(Dataset records)
•••
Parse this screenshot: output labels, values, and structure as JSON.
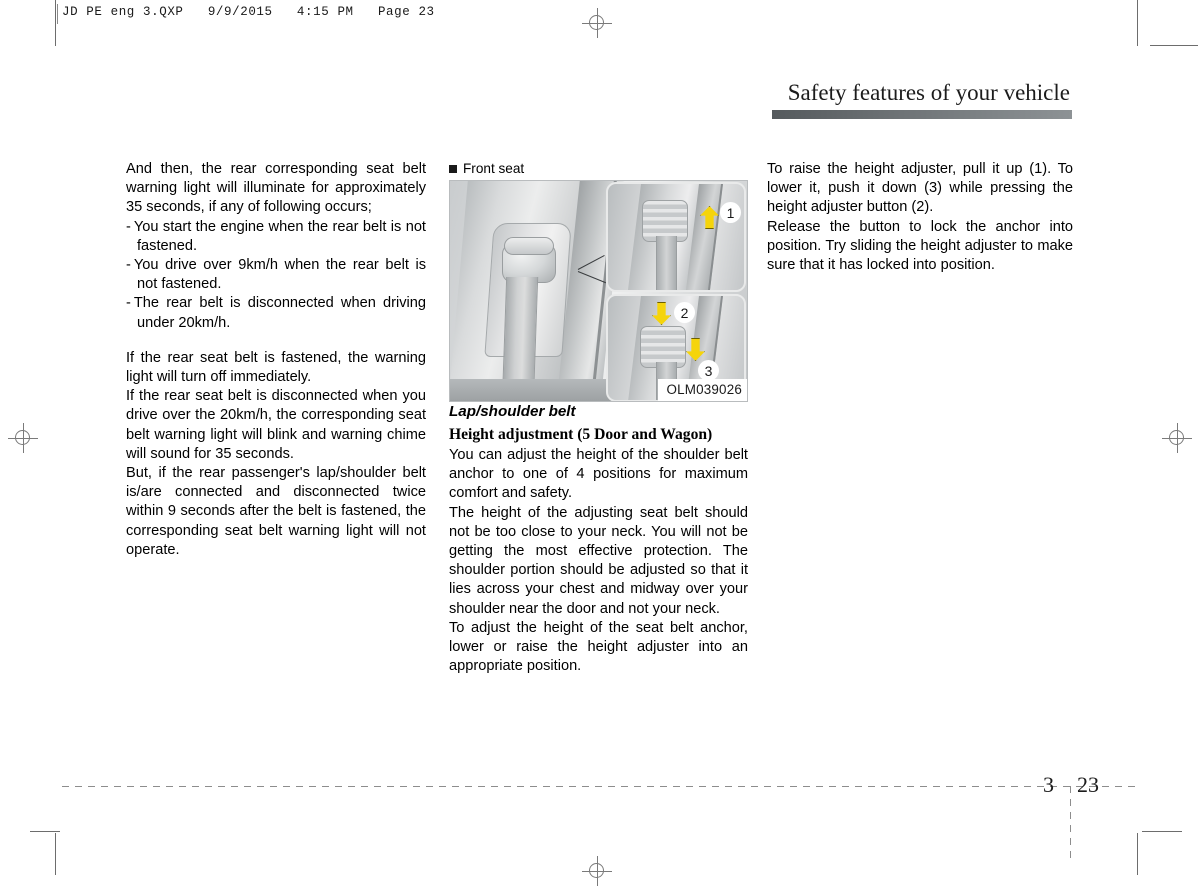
{
  "print_marks": {
    "source_header": "JD PE eng 3.QXP   9/9/2015   4:15 PM   Page 23"
  },
  "chapter": {
    "title": "Safety features of your vehicle"
  },
  "columns": {
    "left": {
      "paragraph_1": "And then, the rear corresponding seat belt warning light will illuminate for approximately 35 seconds, if any of following occurs;",
      "bullets": [
        "You start the engine when the rear belt is not fastened.",
        "You drive over 9km/h when the rear belt is not fastened.",
        "The rear belt is disconnected when driving under 20km/h."
      ],
      "bullet_dash": "-",
      "paragraph_2": "If the rear seat belt is fastened, the warning light will turn off immediately.",
      "paragraph_3": "If the rear seat belt is disconnected when you drive over the 20km/h, the corresponding seat belt warning light will blink and warning chime will sound for 35 seconds.",
      "paragraph_4": "But, if the rear passenger's lap/shoulder belt is/are connected and disconnected twice within 9 seconds after the belt is fastened, the corresponding seat belt warning light will not operate."
    },
    "middle": {
      "figure": {
        "label": "Front seat",
        "code": "OLM039026",
        "callouts": [
          {
            "number": "1",
            "direction": "up"
          },
          {
            "number": "2",
            "direction": "down"
          },
          {
            "number": "3",
            "direction": "down"
          }
        ]
      },
      "heading_italic": "Lap/shoulder belt",
      "heading_serif": "Height adjustment (5 Door and Wagon)",
      "paragraph_1": "You can adjust the height of the shoulder belt anchor to one of 4 positions for maximum comfort and safety.",
      "paragraph_2": "The height of the adjusting seat belt should not be too close to your neck. You will not be getting the most effective protection. The shoulder portion should be adjusted so that it lies across your chest and midway over your shoulder near the door and not your neck.",
      "paragraph_3": "To adjust the height of the seat belt anchor, lower or raise the height adjuster into an appropriate position."
    },
    "right": {
      "paragraph_1": "To raise the height adjuster, pull it up (1). To lower it, push it down (3) while pressing the height adjuster button (2).",
      "paragraph_2": "Release the button to lock the anchor into position. Try sliding the height adjuster  to make sure that it has locked into position."
    }
  },
  "footer": {
    "chapter_number": "3",
    "page_number": "23"
  }
}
•••
Aim —
Extract all lines that hold the word "your".

Solution —
    "title": "Safety features of your vehicle"
      "paragraph_2": "The height of the adjusting seat belt should not be too close to your neck. You will not be getting the most effective protection. The shoulder portion should be adjusted so that it lies across your chest and midway over your shoulder near the door and not your neck.",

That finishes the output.